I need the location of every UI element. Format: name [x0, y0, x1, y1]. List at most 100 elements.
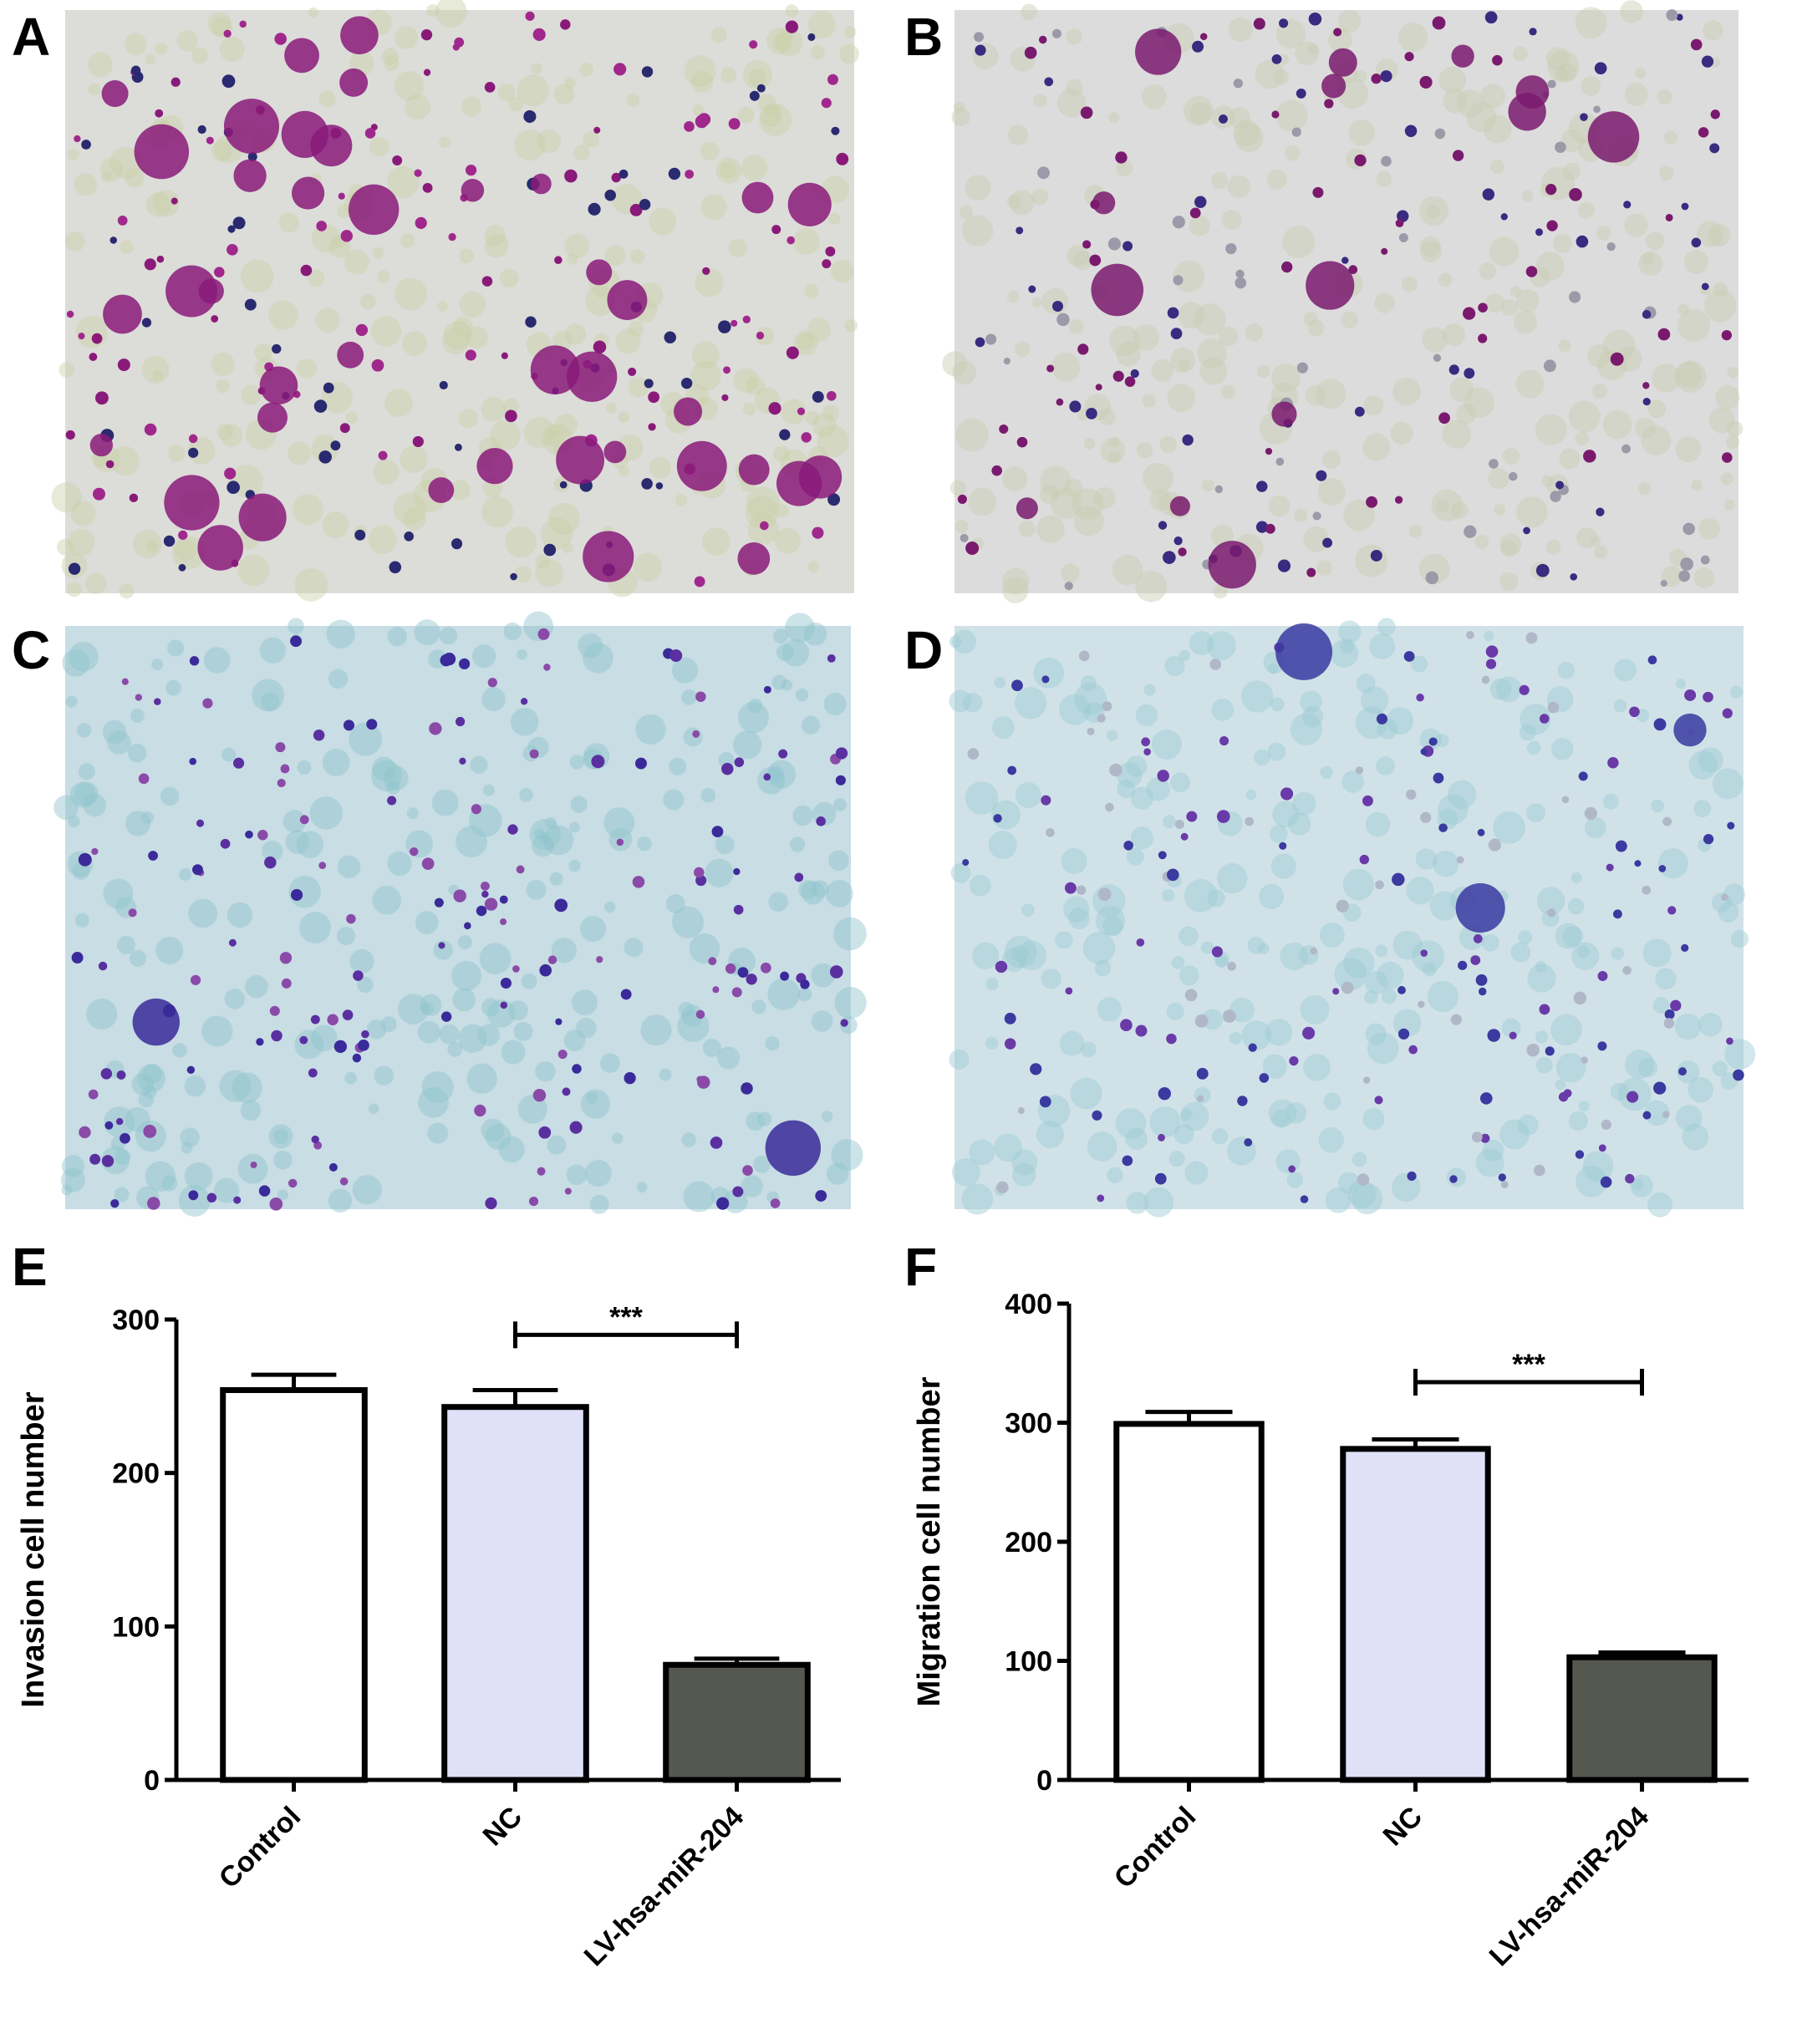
cell: [1526, 1043, 1540, 1057]
photo-texture: [1109, 325, 1140, 357]
photo-texture: [59, 362, 74, 378]
photo-texture: [1228, 17, 1253, 42]
photo-texture: [545, 816, 557, 829]
photo-texture: [373, 459, 400, 486]
photo-texture: [1644, 1100, 1670, 1126]
cell: [271, 1030, 283, 1042]
cell: [178, 563, 186, 572]
photo-texture: [798, 880, 818, 900]
photo-texture: [160, 1175, 178, 1192]
photo-texture: [1184, 1161, 1209, 1185]
photo-texture: [831, 1139, 863, 1172]
photo-texture: [1108, 451, 1121, 464]
photo-texture: [1715, 385, 1740, 410]
cell: [144, 258, 156, 271]
cell: [821, 98, 832, 109]
photo-texture: [1365, 1023, 1387, 1045]
photo-texture: [1535, 1030, 1549, 1044]
cell: [1296, 88, 1306, 99]
photo-texture: [833, 917, 867, 951]
cell: [1578, 771, 1588, 781]
photo-texture: [1480, 84, 1505, 109]
photo-texture: [526, 879, 547, 900]
cell: [190, 974, 201, 985]
cell: [1312, 511, 1321, 521]
cell: [1709, 143, 1720, 154]
photo-texture: [337, 855, 361, 879]
cell: [1362, 1076, 1371, 1084]
cell: [279, 952, 293, 964]
photo-texture: [1207, 889, 1225, 908]
photo-texture: [1587, 344, 1611, 369]
cell: [532, 28, 546, 41]
photo-texture: [308, 7, 318, 18]
cell: [258, 1185, 271, 1197]
photo-texture: [237, 554, 270, 587]
photo-texture: [1390, 421, 1413, 445]
photo-texture: [985, 977, 999, 991]
photo-texture: [1066, 28, 1082, 45]
photo-texture: [1068, 908, 1090, 929]
photo-texture: [640, 1014, 672, 1046]
photo-texture: [969, 874, 991, 897]
x-tick-label: LV-hsa-miR-204: [578, 1801, 751, 1973]
photo-texture: [456, 826, 487, 858]
photo-texture: [728, 238, 748, 257]
cell: [825, 246, 836, 257]
cell: [1082, 240, 1092, 249]
photo-texture: [1582, 1151, 1614, 1182]
photo-texture: [535, 558, 563, 587]
cell: [1478, 333, 1488, 343]
photo-texture: [1221, 209, 1242, 231]
photo-texture: [692, 104, 705, 116]
photo-texture: [70, 501, 96, 526]
photo-texture: [1355, 544, 1388, 577]
cell: [1322, 537, 1333, 548]
cell: [1174, 819, 1184, 829]
photo-texture: [547, 430, 565, 448]
x-tick-label: Control: [213, 1801, 307, 1894]
photo-texture: [1730, 929, 1749, 948]
cell: [628, 367, 637, 377]
cell: [1407, 1171, 1417, 1181]
photo-texture: [1386, 707, 1414, 735]
cell: [555, 1018, 563, 1025]
photo-texture: [152, 190, 180, 217]
photo-texture: [628, 377, 649, 398]
stained-cell: [1135, 28, 1182, 75]
photo-texture: [1435, 499, 1449, 513]
photo-texture: [1555, 923, 1581, 949]
cell: [192, 864, 203, 876]
photo-texture: [115, 1148, 131, 1165]
photo-texture: [395, 26, 419, 49]
photo-texture: [458, 409, 478, 429]
cell: [1481, 675, 1490, 684]
cell: [723, 366, 731, 374]
cell: [1662, 816, 1672, 826]
cell: [1529, 28, 1537, 36]
photo-texture: [1151, 729, 1182, 760]
cell: [1095, 384, 1102, 391]
photo-texture: [1658, 165, 1674, 181]
photo-texture: [1004, 935, 1037, 969]
photo-texture: [678, 1001, 695, 1018]
photo-texture: [1159, 435, 1177, 454]
photo-texture: [628, 321, 644, 337]
photo-texture: [1189, 215, 1210, 236]
photo-texture: [1475, 1148, 1504, 1177]
photo-texture: [1703, 289, 1737, 323]
cell: [756, 331, 765, 340]
cell: [1642, 310, 1652, 319]
cell: [220, 838, 231, 849]
photo-texture: [439, 136, 451, 149]
photo-texture: [636, 1182, 648, 1193]
stained-cell: [1673, 713, 1707, 747]
cell: [1394, 496, 1403, 504]
stained-cell: [284, 38, 319, 74]
cell: [1158, 521, 1168, 530]
photo-texture: [748, 699, 763, 714]
photo-texture: [311, 435, 339, 463]
photo-texture: [395, 277, 427, 311]
cell: [1484, 11, 1498, 24]
photo-texture: [757, 766, 786, 795]
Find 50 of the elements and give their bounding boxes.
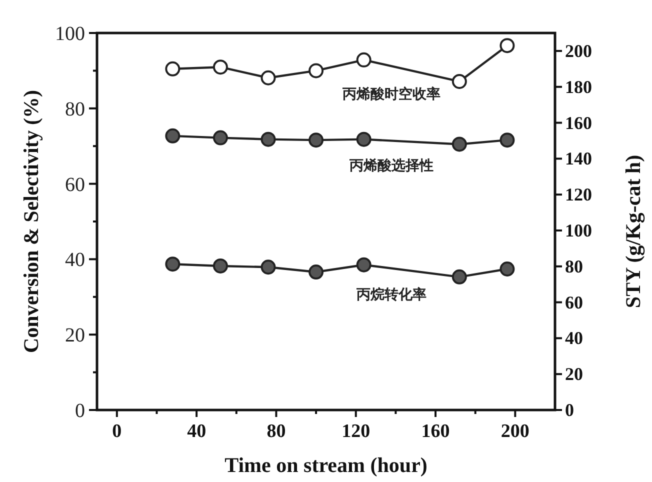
point — [452, 74, 467, 89]
y-tick-label: 60 — [65, 174, 85, 196]
point — [165, 128, 180, 144]
y-tick-label: 20 — [65, 324, 85, 347]
x-tick-label: 120 — [342, 421, 370, 442]
series-label: 丙烷转化率 — [356, 286, 427, 303]
point — [356, 52, 372, 68]
point — [260, 132, 276, 147]
point — [308, 63, 324, 78]
point — [212, 60, 228, 75]
series-label: 丙烯酸时空收率 — [342, 86, 441, 103]
x-axis-title: Time on stream (hour) — [224, 453, 428, 477]
point — [500, 132, 515, 148]
y2-tick-label: 60 — [565, 292, 583, 312]
y2-tick-label: 40 — [565, 328, 583, 348]
y2-axis-title: STY (g/Kg-cat h) — [621, 154, 645, 308]
point — [500, 38, 515, 54]
point — [260, 70, 276, 86]
y2-tick-label: 180 — [565, 76, 592, 97]
y-tick-label: 80 — [65, 98, 85, 120]
y2-tick-label: 120 — [565, 184, 592, 205]
y-tick-label: 100 — [55, 23, 85, 45]
x-tick-label: 200 — [500, 421, 530, 442]
point — [308, 264, 324, 280]
y2-tick-label: 0 — [565, 400, 574, 420]
point — [356, 132, 372, 147]
point — [500, 262, 515, 276]
y2-tick-label: 160 — [565, 112, 592, 133]
x-tick-label: 0 — [112, 421, 122, 442]
point — [165, 61, 180, 76]
point — [452, 136, 467, 152]
point — [260, 260, 276, 275]
series-label: 丙烯酸选择性 — [348, 158, 434, 174]
y2-tick-label: 100 — [565, 220, 592, 240]
point — [356, 257, 372, 272]
point — [165, 256, 180, 272]
y2-tick-label: 80 — [565, 256, 583, 276]
y-axis-title: Conversion & Selectivity (%) — [19, 90, 43, 354]
x-tick-label: 160 — [421, 421, 450, 442]
y2-tick-label: 20 — [565, 364, 583, 384]
point — [308, 132, 324, 148]
x-tick-label: 80 — [266, 421, 286, 442]
y-tick-label: 40 — [65, 249, 85, 272]
point — [212, 258, 228, 274]
x-tick-label: 40 — [187, 421, 206, 442]
y2-tick-label: 140 — [565, 148, 592, 169]
point — [452, 269, 467, 284]
y-tick-label: 0 — [75, 400, 85, 422]
y2-tick-label: 200 — [565, 40, 592, 61]
point — [212, 130, 228, 146]
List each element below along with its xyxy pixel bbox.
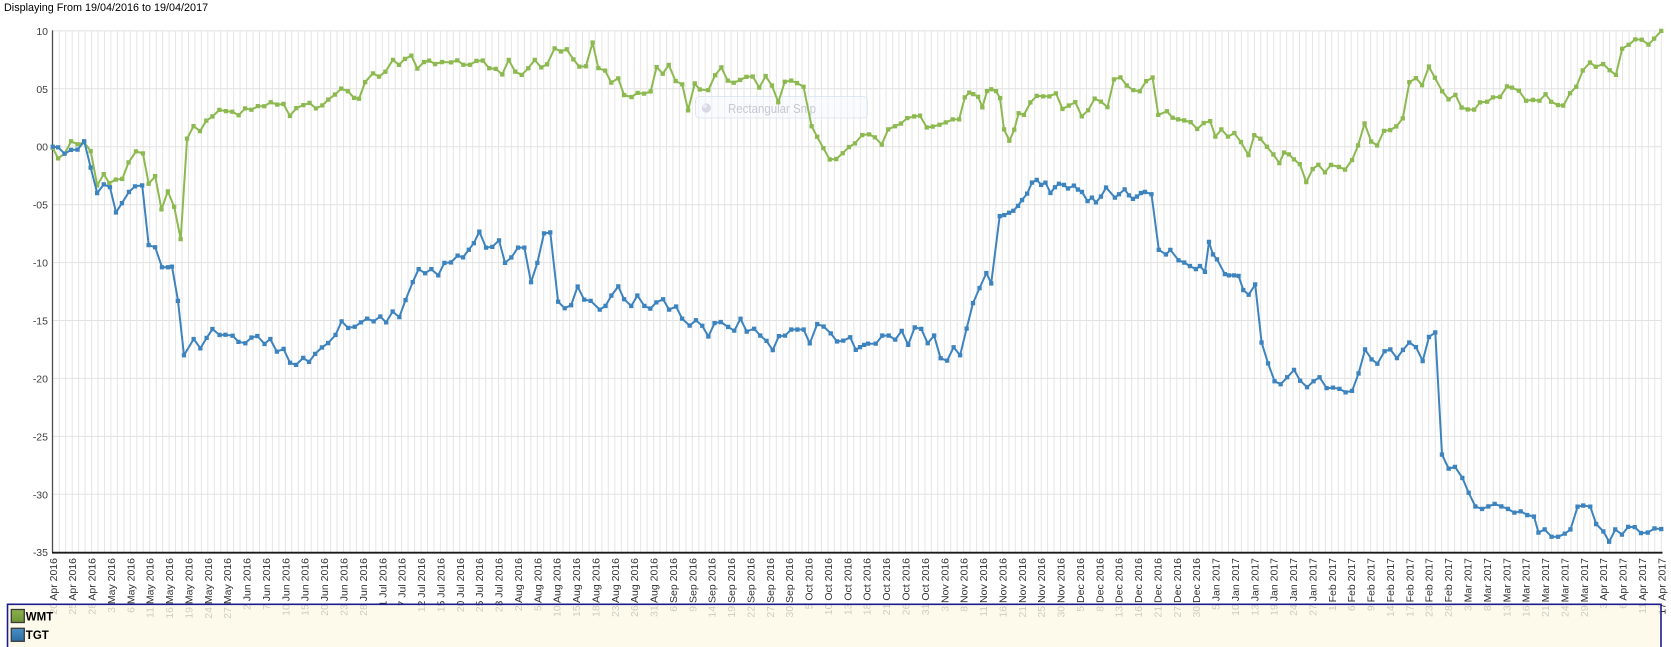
----
## EXERCISE INSTRUCTIONS
Return every line of the entries above unchanged, leaving out the pictures.

## SOLUTION TO THE EXERCISE
I need the location of every UI element. Format: name [x0, y0, x1, y1]. List at most 100 elements.
cell: [1526, 1043, 1540, 1057]
photo-texture: [1109, 325, 1140, 357]
photo-texture: [59, 362, 74, 378]
photo-texture: [1228, 17, 1253, 42]
photo-texture: [545, 816, 557, 829]
photo-texture: [373, 459, 400, 486]
photo-texture: [1644, 1100, 1670, 1126]
cell: [271, 1030, 283, 1042]
cell: [178, 563, 186, 572]
photo-texture: [798, 880, 818, 900]
photo-texture: [160, 1175, 178, 1192]
photo-texture: [1184, 1161, 1209, 1185]
photo-texture: [831, 1139, 863, 1172]
photo-texture: [1108, 451, 1121, 464]
photo-texture: [1715, 385, 1740, 410]
cell: [144, 258, 156, 271]
cell: [821, 98, 832, 109]
photo-texture: [1365, 1023, 1387, 1045]
photo-texture: [1535, 1030, 1549, 1044]
cell: [1296, 88, 1306, 99]
photo-texture: [833, 917, 867, 951]
cell: [1578, 771, 1588, 781]
photo-texture: [1480, 84, 1505, 109]
photo-texture: [526, 879, 547, 900]
cell: [190, 974, 201, 985]
cell: [1312, 511, 1321, 521]
cell: [1709, 143, 1720, 154]
photo-texture: [337, 855, 361, 879]
cell: [1362, 1076, 1371, 1084]
cell: [279, 952, 293, 964]
photo-texture: [1207, 889, 1225, 908]
photo-texture: [1587, 344, 1611, 369]
cell: [532, 28, 546, 41]
photo-texture: [308, 7, 318, 18]
cell: [258, 1185, 271, 1197]
photo-texture: [237, 554, 270, 587]
photo-texture: [1390, 421, 1413, 445]
photo-texture: [985, 977, 999, 991]
photo-texture: [1066, 28, 1082, 45]
photo-texture: [1068, 908, 1090, 929]
photo-texture: [640, 1014, 672, 1046]
photo-texture: [969, 874, 991, 897]
x-tick-label: LV-hsa-miR-204: [578, 1801, 751, 1973]
photo-texture: [456, 826, 487, 858]
photo-texture: [728, 238, 748, 257]
cell: [825, 246, 836, 257]
cell: [1082, 240, 1092, 249]
photo-texture: [1582, 1151, 1614, 1182]
photo-texture: [535, 558, 563, 587]
cell: [1478, 333, 1488, 343]
photo-texture: [1221, 209, 1242, 231]
photo-texture: [692, 104, 705, 116]
photo-texture: [70, 501, 96, 526]
photo-texture: [1355, 544, 1388, 577]
cell: [1322, 537, 1333, 548]
cell: [1174, 819, 1184, 829]
photo-texture: [547, 430, 565, 448]
x-tick-label: Control: [213, 1801, 307, 1894]
photo-texture: [1730, 929, 1749, 948]
cell: [628, 367, 637, 377]
cell: [1407, 1171, 1417, 1181]
photo-texture: [1386, 707, 1414, 735]
cell: [555, 1018, 563, 1025]
photo-texture: [152, 190, 180, 217]
photo-texture: [628, 377, 649, 398]
stained-cell: [1135, 28, 1182, 75]
photo-texture: [1435, 499, 1449, 513]
photo-texture: [1555, 923, 1581, 949]
cell: [192, 864, 203, 876]
photo-texture: [115, 1148, 131, 1165]
photo-texture: [395, 26, 419, 49]
photo-texture: [458, 409, 478, 429]
cell: [1481, 675, 1490, 684]
cell: [723, 366, 731, 374]
cell: [1662, 816, 1672, 826]
cell: [1529, 28, 1537, 36]
photo-texture: [1151, 729, 1182, 760]
cell: [1095, 384, 1102, 391]
photo-texture: [1658, 165, 1674, 181]
photo-texture: [1004, 935, 1037, 969]
photo-texture: [678, 1001, 695, 1018]
photo-texture: [1159, 435, 1177, 454]
photo-texture: [628, 321, 644, 337]
photo-texture: [1189, 215, 1210, 236]
photo-texture: [1475, 1148, 1504, 1177]
photo-texture: [1703, 289, 1737, 323]
cell: [756, 331, 765, 340]
cell: [1642, 310, 1652, 319]
cell: [220, 838, 231, 849]
photo-texture: [439, 136, 451, 149]
photo-texture: [636, 1182, 648, 1193]
stained-cell: [1673, 713, 1707, 747]
cell: [1394, 496, 1403, 504]
stained-cell: [284, 38, 319, 74]
cell: [1158, 521, 1168, 530]
photo-texture: [748, 699, 763, 714]
photo-texture: [311, 435, 339, 463]
photo-texture: [395, 277, 427, 311]
cell: [1484, 11, 1498, 24]
photo-texture: [757, 766, 786, 795]
Find 50 of the elements and give their bounding boxes.
point — [452, 74, 467, 89]
y-tick-label: 60 — [65, 174, 85, 196]
point — [165, 128, 180, 144]
y-tick-label: 20 — [65, 324, 85, 347]
x-tick-label: 120 — [342, 421, 370, 442]
series-label: 丙烷转化率 — [356, 286, 427, 303]
point — [356, 52, 372, 68]
point — [260, 132, 276, 147]
point — [308, 63, 324, 78]
point — [212, 60, 228, 75]
series-label: 丙烯酸时空收率 — [342, 86, 441, 103]
x-axis-title: Time on stream (hour) — [224, 453, 428, 477]
point — [500, 132, 515, 148]
y2-tick-label: 60 — [565, 292, 583, 312]
y2-tick-label: 40 — [565, 328, 583, 348]
y2-axis-title: STY (g/Kg-cat h) — [621, 154, 645, 308]
point — [500, 38, 515, 54]
point — [260, 70, 276, 86]
y2-tick-label: 180 — [565, 76, 592, 97]
y-tick-label: 80 — [65, 98, 85, 120]
y2-tick-label: 120 — [565, 184, 592, 205]
y-tick-label: 100 — [55, 23, 85, 45]
x-tick-label: 200 — [500, 421, 530, 442]
point — [308, 264, 324, 280]
y2-tick-label: 0 — [565, 400, 574, 420]
point — [356, 132, 372, 147]
point — [500, 262, 515, 276]
y2-tick-label: 160 — [565, 112, 592, 133]
x-tick-label: 0 — [112, 421, 122, 442]
point — [165, 61, 180, 76]
point — [452, 136, 467, 152]
point — [260, 260, 276, 275]
series-label: 丙烯酸选择性 — [348, 158, 434, 174]
y2-tick-label: 100 — [565, 220, 592, 240]
point — [356, 257, 372, 272]
point — [165, 256, 180, 272]
y2-tick-label: 80 — [565, 256, 583, 276]
y-axis-title: Conversion & Selectivity (%) — [19, 90, 43, 354]
x-tick-label: 160 — [421, 421, 450, 442]
y2-tick-label: 20 — [565, 364, 583, 384]
point — [308, 132, 324, 148]
x-tick-label: 80 — [266, 421, 286, 442]
y-tick-label: 40 — [65, 249, 85, 272]
point — [212, 258, 228, 274]
x-tick-label: 40 — [187, 421, 206, 442]
y2-tick-label: 140 — [565, 148, 592, 169]
point — [452, 269, 467, 284]
y-tick-label: 0 — [75, 400, 85, 422]
y2-tick-label: 200 — [565, 40, 592, 61]
point — [212, 130, 228, 146]
List each element below along with its xyxy pixel bbox.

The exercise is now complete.